** START Provided information **

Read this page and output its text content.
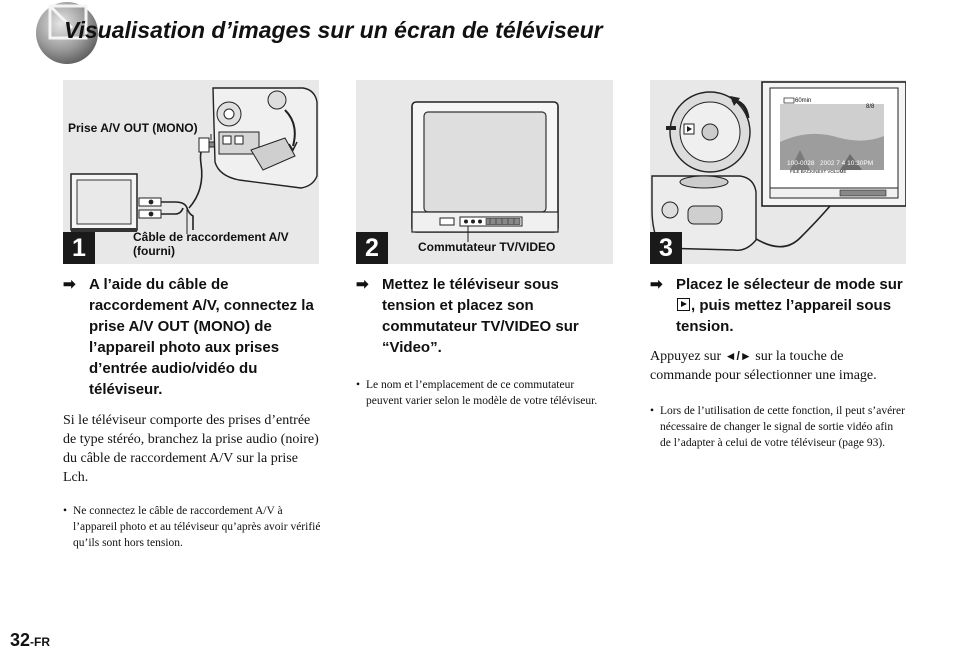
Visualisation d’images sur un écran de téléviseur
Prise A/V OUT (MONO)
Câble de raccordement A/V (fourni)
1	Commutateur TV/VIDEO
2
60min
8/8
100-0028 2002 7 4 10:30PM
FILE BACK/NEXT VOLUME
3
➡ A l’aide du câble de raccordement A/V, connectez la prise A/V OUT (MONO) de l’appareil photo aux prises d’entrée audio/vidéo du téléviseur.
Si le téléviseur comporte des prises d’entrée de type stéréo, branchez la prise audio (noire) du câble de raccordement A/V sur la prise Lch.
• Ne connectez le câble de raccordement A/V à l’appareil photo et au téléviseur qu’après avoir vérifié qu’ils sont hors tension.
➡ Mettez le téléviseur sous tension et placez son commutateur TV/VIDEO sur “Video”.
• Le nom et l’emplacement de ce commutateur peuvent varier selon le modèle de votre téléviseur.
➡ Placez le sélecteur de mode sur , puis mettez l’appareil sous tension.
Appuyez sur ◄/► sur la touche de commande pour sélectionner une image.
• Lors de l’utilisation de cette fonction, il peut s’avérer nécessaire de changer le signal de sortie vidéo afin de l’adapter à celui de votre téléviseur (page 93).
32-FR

** END Provided information **

Every entry should be returned exactly as written, minus the pictures.

Read this page and output its text content.
Visualisation d’images sur un écran de téléviseur
Prise A/V OUT (MONO)
Câble de raccordement A/V (fourni)
1	Commutateur TV/VIDEO
2
60min
8/8
100-0028 2002 7 4 10:30PM
FILE BACK/NEXT VOLUME
3
➡ A l’aide du câble de raccordement A/V, connectez la prise A/V OUT (MONO) de l’appareil photo aux prises d’entrée audio/vidéo du téléviseur.
Si le téléviseur comporte des prises d’entrée de type stéréo, branchez la prise audio (noire) du câble de raccordement A/V sur la prise Lch.
• Ne connectez le câble de raccordement A/V à l’appareil photo et au téléviseur qu’après avoir vérifié qu’ils sont hors tension.
➡ Mettez le téléviseur sous tension et placez son commutateur TV/VIDEO sur “Video”.
• Le nom et l’emplacement de ce commutateur peuvent varier selon le modèle de votre téléviseur.
➡ Placez le sélecteur de mode sur , puis mettez l’appareil sous tension.
Appuyez sur ◄/► sur la touche de commande pour sélectionner une image.
• Lors de l’utilisation de cette fonction, il peut s’avérer nécessaire de changer le signal de sortie vidéo afin de l’adapter à celui de votre téléviseur (page 93).
32-FR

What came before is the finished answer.